■ **Challenge**
Retype the data below without altering anything.

■ **Input rows**
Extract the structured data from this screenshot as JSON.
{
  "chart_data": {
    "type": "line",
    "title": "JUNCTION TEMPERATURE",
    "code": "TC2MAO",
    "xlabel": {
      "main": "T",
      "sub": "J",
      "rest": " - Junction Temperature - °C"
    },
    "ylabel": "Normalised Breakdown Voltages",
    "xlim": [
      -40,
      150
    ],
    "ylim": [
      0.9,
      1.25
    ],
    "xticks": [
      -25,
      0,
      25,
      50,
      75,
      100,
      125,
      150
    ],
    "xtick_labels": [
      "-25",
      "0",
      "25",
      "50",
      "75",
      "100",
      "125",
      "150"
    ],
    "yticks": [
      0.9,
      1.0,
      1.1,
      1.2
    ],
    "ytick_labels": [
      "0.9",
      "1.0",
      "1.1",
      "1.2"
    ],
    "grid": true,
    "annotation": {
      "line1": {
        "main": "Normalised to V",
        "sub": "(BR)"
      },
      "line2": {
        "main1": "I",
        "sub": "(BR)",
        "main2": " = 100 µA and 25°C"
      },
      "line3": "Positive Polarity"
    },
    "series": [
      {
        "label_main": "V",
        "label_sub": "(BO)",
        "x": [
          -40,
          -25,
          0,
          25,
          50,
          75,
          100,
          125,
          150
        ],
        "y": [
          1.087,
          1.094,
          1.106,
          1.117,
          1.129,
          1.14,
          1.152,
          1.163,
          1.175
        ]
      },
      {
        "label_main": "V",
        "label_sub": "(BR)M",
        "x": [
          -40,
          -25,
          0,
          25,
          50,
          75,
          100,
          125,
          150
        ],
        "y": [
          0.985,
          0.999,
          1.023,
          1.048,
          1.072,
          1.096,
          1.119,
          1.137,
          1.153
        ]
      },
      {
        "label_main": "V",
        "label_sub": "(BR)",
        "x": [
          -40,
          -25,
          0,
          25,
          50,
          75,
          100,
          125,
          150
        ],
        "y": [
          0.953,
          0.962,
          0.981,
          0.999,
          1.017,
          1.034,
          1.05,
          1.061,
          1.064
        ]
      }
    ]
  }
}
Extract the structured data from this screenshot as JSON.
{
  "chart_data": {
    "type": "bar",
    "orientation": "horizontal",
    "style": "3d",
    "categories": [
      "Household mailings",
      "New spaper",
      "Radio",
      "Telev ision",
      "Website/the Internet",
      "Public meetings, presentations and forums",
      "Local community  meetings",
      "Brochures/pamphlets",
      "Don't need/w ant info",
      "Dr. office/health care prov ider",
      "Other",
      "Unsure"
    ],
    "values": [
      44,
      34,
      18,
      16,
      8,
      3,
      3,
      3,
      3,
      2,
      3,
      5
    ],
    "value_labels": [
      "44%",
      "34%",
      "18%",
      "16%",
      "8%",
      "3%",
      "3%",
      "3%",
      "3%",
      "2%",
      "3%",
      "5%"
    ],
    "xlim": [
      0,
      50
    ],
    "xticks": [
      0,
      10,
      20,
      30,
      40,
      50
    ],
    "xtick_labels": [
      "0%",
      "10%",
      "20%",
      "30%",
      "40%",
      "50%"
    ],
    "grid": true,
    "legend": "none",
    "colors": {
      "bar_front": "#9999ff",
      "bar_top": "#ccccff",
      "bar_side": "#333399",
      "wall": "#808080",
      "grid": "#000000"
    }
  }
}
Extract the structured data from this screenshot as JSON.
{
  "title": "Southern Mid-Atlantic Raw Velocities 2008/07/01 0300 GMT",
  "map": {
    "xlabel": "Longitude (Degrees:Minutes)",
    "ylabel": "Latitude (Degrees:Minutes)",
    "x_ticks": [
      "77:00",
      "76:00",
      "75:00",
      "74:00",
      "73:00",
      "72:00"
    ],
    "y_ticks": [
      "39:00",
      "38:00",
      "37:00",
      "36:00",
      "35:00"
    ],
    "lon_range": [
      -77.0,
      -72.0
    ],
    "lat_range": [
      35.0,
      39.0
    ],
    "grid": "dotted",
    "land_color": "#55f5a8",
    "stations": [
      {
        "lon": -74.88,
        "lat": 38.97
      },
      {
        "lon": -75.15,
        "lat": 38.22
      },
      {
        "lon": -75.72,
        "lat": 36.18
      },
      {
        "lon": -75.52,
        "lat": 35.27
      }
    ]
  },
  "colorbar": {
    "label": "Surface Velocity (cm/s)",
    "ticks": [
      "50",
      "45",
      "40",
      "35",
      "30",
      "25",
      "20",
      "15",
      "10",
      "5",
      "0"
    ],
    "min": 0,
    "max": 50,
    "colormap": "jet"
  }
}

■ **Full solution**
Extract the structured data from this screenshot as JSON.
{
  "chart_data": {
    "type": "line",
    "title": "JUNCTION TEMPERATURE",
    "code": "TC2MAO",
    "xlabel": {
      "main": "T",
      "sub": "J",
      "rest": " - Junction Temperature - °C"
    },
    "ylabel": "Normalised Breakdown Voltages",
    "xlim": [
      -40,
      150
    ],
    "ylim": [
      0.9,
      1.25
    ],
    "xticks": [
      -25,
      0,
      25,
      50,
      75,
      100,
      125,
      150
    ],
    "xtick_labels": [
      "-25",
      "0",
      "25",
      "50",
      "75",
      "100",
      "125",
      "150"
    ],
    "yticks": [
      0.9,
      1.0,
      1.1,
      1.2
    ],
    "ytick_labels": [
      "0.9",
      "1.0",
      "1.1",
      "1.2"
    ],
    "grid": true,
    "annotation": {
      "line1": {
        "main": "Normalised to V",
        "sub": "(BR)"
      },
      "line2": {
        "main1": "I",
        "sub": "(BR)",
        "main2": " = 100 µA and 25°C"
      },
      "line3": "Positive Polarity"
    },
    "series": [
      {
        "label_main": "V",
        "label_sub": "(BO)",
        "x": [
          -40,
          -25,
          0,
          25,
          50,
          75,
          100,
          125,
          150
        ],
        "y": [
          1.087,
          1.094,
          1.106,
          1.117,
          1.129,
          1.14,
          1.152,
          1.163,
          1.175
        ]
      },
      {
        "label_main": "V",
        "label_sub": "(BR)M",
        "x": [
          -40,
          -25,
          0,
          25,
          50,
          75,
          100,
          125,
          150
        ],
        "y": [
          0.985,
          0.999,
          1.023,
          1.048,
          1.072,
          1.096,
          1.119,
          1.137,
          1.153
        ]
      },
      {
        "label_main": "V",
        "label_sub": "(BR)",
        "x": [
          -40,
          -25,
          0,
          25,
          50,
          75,
          100,
          125,
          150
        ],
        "y": [
          0.953,
          0.962,
          0.981,
          0.999,
          1.017,
          1.034,
          1.05,
          1.061,
          1.064
        ]
      }
    ]
  }
}
Extract the structured data from this screenshot as JSON.
{
  "chart_data": {
    "type": "bar",
    "orientation": "horizontal",
    "style": "3d",
    "categories": [
      "Household mailings",
      "New spaper",
      "Radio",
      "Telev ision",
      "Website/the Internet",
      "Public meetings, presentations and forums",
      "Local community  meetings",
      "Brochures/pamphlets",
      "Don't need/w ant info",
      "Dr. office/health care prov ider",
      "Other",
      "Unsure"
    ],
    "values": [
      44,
      34,
      18,
      16,
      8,
      3,
      3,
      3,
      3,
      2,
      3,
      5
    ],
    "value_labels": [
      "44%",
      "34%",
      "18%",
      "16%",
      "8%",
      "3%",
      "3%",
      "3%",
      "3%",
      "2%",
      "3%",
      "5%"
    ],
    "xlim": [
      0,
      50
    ],
    "xticks": [
      0,
      10,
      20,
      30,
      40,
      50
    ],
    "xtick_labels": [
      "0%",
      "10%",
      "20%",
      "30%",
      "40%",
      "50%"
    ],
    "grid": true,
    "legend": "none",
    "colors": {
      "bar_front": "#9999ff",
      "bar_top": "#ccccff",
      "bar_side": "#333399",
      "wall": "#808080",
      "grid": "#000000"
    }
  }
}
Extract the structured data from this screenshot as JSON.
{
  "title": "Southern Mid-Atlantic Raw Velocities 2008/07/01 0300 GMT",
  "map": {
    "xlabel": "Longitude (Degrees:Minutes)",
    "ylabel": "Latitude (Degrees:Minutes)",
    "x_ticks": [
      "77:00",
      "76:00",
      "75:00",
      "74:00",
      "73:00",
      "72:00"
    ],
    "y_ticks": [
      "39:00",
      "38:00",
      "37:00",
      "36:00",
      "35:00"
    ],
    "lon_range": [
      -77.0,
      -72.0
    ],
    "lat_range": [
      35.0,
      39.0
    ],
    "grid": "dotted",
    "land_color": "#55f5a8",
    "stations": [
      {
        "lon": -74.88,
        "lat": 38.97
      },
      {
        "lon": -75.15,
        "lat": 38.22
      },
      {
        "lon": -75.72,
        "lat": 36.18
      },
      {
        "lon": -75.52,
        "lat": 35.27
      }
    ]
  },
  "colorbar": {
    "label": "Surface Velocity (cm/s)",
    "ticks": [
      "50",
      "45",
      "40",
      "35",
      "30",
      "25",
      "20",
      "15",
      "10",
      "5",
      "0"
    ],
    "min": 0,
    "max": 50,
    "colormap": "jet"
  }
}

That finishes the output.